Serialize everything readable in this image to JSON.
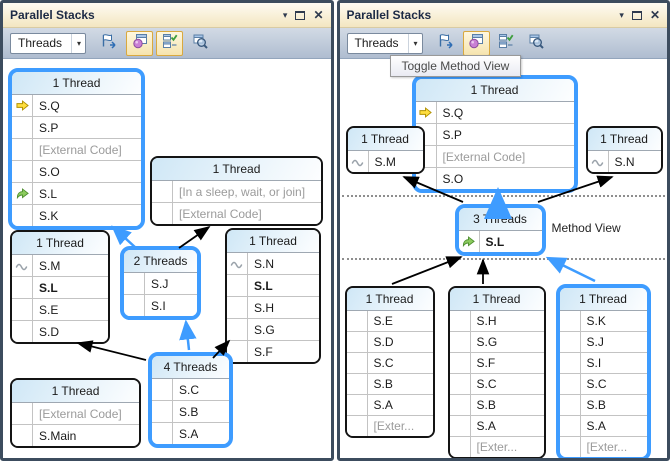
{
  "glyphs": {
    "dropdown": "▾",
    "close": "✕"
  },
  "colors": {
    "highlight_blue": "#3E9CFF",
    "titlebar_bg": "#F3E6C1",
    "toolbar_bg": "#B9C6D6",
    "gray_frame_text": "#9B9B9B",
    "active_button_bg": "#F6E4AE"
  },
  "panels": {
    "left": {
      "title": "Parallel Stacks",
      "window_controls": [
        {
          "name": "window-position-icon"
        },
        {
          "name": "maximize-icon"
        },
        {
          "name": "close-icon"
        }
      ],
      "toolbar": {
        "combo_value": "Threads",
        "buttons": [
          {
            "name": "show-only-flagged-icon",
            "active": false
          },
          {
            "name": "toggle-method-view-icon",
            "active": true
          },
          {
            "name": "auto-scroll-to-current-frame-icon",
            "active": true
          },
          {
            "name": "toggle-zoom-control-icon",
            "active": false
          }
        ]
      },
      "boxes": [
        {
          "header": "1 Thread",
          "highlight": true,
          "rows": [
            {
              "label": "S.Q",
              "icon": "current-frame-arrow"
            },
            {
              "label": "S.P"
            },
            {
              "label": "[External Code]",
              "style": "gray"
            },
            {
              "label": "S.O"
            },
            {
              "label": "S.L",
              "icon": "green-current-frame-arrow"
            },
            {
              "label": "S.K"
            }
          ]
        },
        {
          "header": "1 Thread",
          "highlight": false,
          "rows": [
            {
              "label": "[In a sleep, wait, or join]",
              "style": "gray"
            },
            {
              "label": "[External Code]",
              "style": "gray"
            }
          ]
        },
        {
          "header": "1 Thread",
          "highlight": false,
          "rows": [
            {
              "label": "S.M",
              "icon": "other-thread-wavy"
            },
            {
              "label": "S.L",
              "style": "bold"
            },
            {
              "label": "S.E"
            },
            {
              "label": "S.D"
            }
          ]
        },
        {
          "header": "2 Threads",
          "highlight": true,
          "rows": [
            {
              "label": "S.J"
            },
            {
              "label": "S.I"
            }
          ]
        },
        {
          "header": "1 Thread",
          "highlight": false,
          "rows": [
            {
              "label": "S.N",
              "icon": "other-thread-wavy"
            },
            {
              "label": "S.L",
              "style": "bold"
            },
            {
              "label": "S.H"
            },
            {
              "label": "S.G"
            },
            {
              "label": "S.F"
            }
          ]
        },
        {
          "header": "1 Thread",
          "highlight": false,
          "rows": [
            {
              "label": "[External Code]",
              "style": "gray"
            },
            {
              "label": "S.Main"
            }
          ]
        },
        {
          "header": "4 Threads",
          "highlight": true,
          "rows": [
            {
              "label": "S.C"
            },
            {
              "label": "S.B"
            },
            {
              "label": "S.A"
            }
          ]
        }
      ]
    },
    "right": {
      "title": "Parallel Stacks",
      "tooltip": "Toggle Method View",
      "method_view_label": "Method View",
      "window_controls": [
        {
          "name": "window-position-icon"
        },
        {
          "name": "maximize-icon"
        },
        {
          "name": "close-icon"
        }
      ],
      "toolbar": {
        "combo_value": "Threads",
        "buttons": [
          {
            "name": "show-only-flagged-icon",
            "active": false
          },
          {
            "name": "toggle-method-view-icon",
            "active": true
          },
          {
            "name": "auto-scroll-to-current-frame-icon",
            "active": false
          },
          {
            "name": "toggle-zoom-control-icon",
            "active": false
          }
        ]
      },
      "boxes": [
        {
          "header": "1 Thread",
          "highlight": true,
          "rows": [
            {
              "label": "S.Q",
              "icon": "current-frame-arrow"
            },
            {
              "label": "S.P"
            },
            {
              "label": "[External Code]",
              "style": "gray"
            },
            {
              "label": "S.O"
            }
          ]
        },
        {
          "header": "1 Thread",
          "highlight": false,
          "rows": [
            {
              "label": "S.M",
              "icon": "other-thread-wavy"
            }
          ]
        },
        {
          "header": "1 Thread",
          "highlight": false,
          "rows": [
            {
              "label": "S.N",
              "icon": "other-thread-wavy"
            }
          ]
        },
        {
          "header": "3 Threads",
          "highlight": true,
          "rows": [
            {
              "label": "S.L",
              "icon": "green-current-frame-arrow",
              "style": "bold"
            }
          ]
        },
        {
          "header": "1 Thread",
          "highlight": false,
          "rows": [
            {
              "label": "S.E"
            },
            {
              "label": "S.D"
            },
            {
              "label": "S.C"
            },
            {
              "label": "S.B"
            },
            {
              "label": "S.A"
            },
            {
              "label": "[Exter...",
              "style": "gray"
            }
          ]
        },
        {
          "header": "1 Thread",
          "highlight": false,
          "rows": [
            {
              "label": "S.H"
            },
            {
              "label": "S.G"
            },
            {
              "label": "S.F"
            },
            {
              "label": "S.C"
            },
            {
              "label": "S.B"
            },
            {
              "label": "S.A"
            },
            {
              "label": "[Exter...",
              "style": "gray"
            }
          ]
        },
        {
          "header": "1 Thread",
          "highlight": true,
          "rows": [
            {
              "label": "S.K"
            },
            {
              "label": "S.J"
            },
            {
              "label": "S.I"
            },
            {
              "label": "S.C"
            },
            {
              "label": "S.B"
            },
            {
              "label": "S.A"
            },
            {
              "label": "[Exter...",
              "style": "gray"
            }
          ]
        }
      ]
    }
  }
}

# GIVEN TASK
All preceding records should be duplicated verbatim, images excepted.

# THE RESPONSE
Serialize everything readable in this image to JSON.
{
  "glyphs": {
    "dropdown": "▾",
    "close": "✕"
  },
  "colors": {
    "highlight_blue": "#3E9CFF",
    "titlebar_bg": "#F3E6C1",
    "toolbar_bg": "#B9C6D6",
    "gray_frame_text": "#9B9B9B",
    "active_button_bg": "#F6E4AE"
  },
  "panels": {
    "left": {
      "title": "Parallel Stacks",
      "window_controls": [
        {
          "name": "window-position-icon"
        },
        {
          "name": "maximize-icon"
        },
        {
          "name": "close-icon"
        }
      ],
      "toolbar": {
        "combo_value": "Threads",
        "buttons": [
          {
            "name": "show-only-flagged-icon",
            "active": false
          },
          {
            "name": "toggle-method-view-icon",
            "active": true
          },
          {
            "name": "auto-scroll-to-current-frame-icon",
            "active": true
          },
          {
            "name": "toggle-zoom-control-icon",
            "active": false
          }
        ]
      },
      "boxes": [
        {
          "header": "1 Thread",
          "highlight": true,
          "rows": [
            {
              "label": "S.Q",
              "icon": "current-frame-arrow"
            },
            {
              "label": "S.P"
            },
            {
              "label": "[External Code]",
              "style": "gray"
            },
            {
              "label": "S.O"
            },
            {
              "label": "S.L",
              "icon": "green-current-frame-arrow"
            },
            {
              "label": "S.K"
            }
          ]
        },
        {
          "header": "1 Thread",
          "highlight": false,
          "rows": [
            {
              "label": "[In a sleep, wait, or join]",
              "style": "gray"
            },
            {
              "label": "[External Code]",
              "style": "gray"
            }
          ]
        },
        {
          "header": "1 Thread",
          "highlight": false,
          "rows": [
            {
              "label": "S.M",
              "icon": "other-thread-wavy"
            },
            {
              "label": "S.L",
              "style": "bold"
            },
            {
              "label": "S.E"
            },
            {
              "label": "S.D"
            }
          ]
        },
        {
          "header": "2 Threads",
          "highlight": true,
          "rows": [
            {
              "label": "S.J"
            },
            {
              "label": "S.I"
            }
          ]
        },
        {
          "header": "1 Thread",
          "highlight": false,
          "rows": [
            {
              "label": "S.N",
              "icon": "other-thread-wavy"
            },
            {
              "label": "S.L",
              "style": "bold"
            },
            {
              "label": "S.H"
            },
            {
              "label": "S.G"
            },
            {
              "label": "S.F"
            }
          ]
        },
        {
          "header": "1 Thread",
          "highlight": false,
          "rows": [
            {
              "label": "[External Code]",
              "style": "gray"
            },
            {
              "label": "S.Main"
            }
          ]
        },
        {
          "header": "4 Threads",
          "highlight": true,
          "rows": [
            {
              "label": "S.C"
            },
            {
              "label": "S.B"
            },
            {
              "label": "S.A"
            }
          ]
        }
      ]
    },
    "right": {
      "title": "Parallel Stacks",
      "tooltip": "Toggle Method View",
      "method_view_label": "Method View",
      "window_controls": [
        {
          "name": "window-position-icon"
        },
        {
          "name": "maximize-icon"
        },
        {
          "name": "close-icon"
        }
      ],
      "toolbar": {
        "combo_value": "Threads",
        "buttons": [
          {
            "name": "show-only-flagged-icon",
            "active": false
          },
          {
            "name": "toggle-method-view-icon",
            "active": true
          },
          {
            "name": "auto-scroll-to-current-frame-icon",
            "active": false
          },
          {
            "name": "toggle-zoom-control-icon",
            "active": false
          }
        ]
      },
      "boxes": [
        {
          "header": "1 Thread",
          "highlight": true,
          "rows": [
            {
              "label": "S.Q",
              "icon": "current-frame-arrow"
            },
            {
              "label": "S.P"
            },
            {
              "label": "[External Code]",
              "style": "gray"
            },
            {
              "label": "S.O"
            }
          ]
        },
        {
          "header": "1 Thread",
          "highlight": false,
          "rows": [
            {
              "label": "S.M",
              "icon": "other-thread-wavy"
            }
          ]
        },
        {
          "header": "1 Thread",
          "highlight": false,
          "rows": [
            {
              "label": "S.N",
              "icon": "other-thread-wavy"
            }
          ]
        },
        {
          "header": "3 Threads",
          "highlight": true,
          "rows": [
            {
              "label": "S.L",
              "icon": "green-current-frame-arrow",
              "style": "bold"
            }
          ]
        },
        {
          "header": "1 Thread",
          "highlight": false,
          "rows": [
            {
              "label": "S.E"
            },
            {
              "label": "S.D"
            },
            {
              "label": "S.C"
            },
            {
              "label": "S.B"
            },
            {
              "label": "S.A"
            },
            {
              "label": "[Exter...",
              "style": "gray"
            }
          ]
        },
        {
          "header": "1 Thread",
          "highlight": false,
          "rows": [
            {
              "label": "S.H"
            },
            {
              "label": "S.G"
            },
            {
              "label": "S.F"
            },
            {
              "label": "S.C"
            },
            {
              "label": "S.B"
            },
            {
              "label": "S.A"
            },
            {
              "label": "[Exter...",
              "style": "gray"
            }
          ]
        },
        {
          "header": "1 Thread",
          "highlight": true,
          "rows": [
            {
              "label": "S.K"
            },
            {
              "label": "S.J"
            },
            {
              "label": "S.I"
            },
            {
              "label": "S.C"
            },
            {
              "label": "S.B"
            },
            {
              "label": "S.A"
            },
            {
              "label": "[Exter...",
              "style": "gray"
            }
          ]
        }
      ]
    }
  }
}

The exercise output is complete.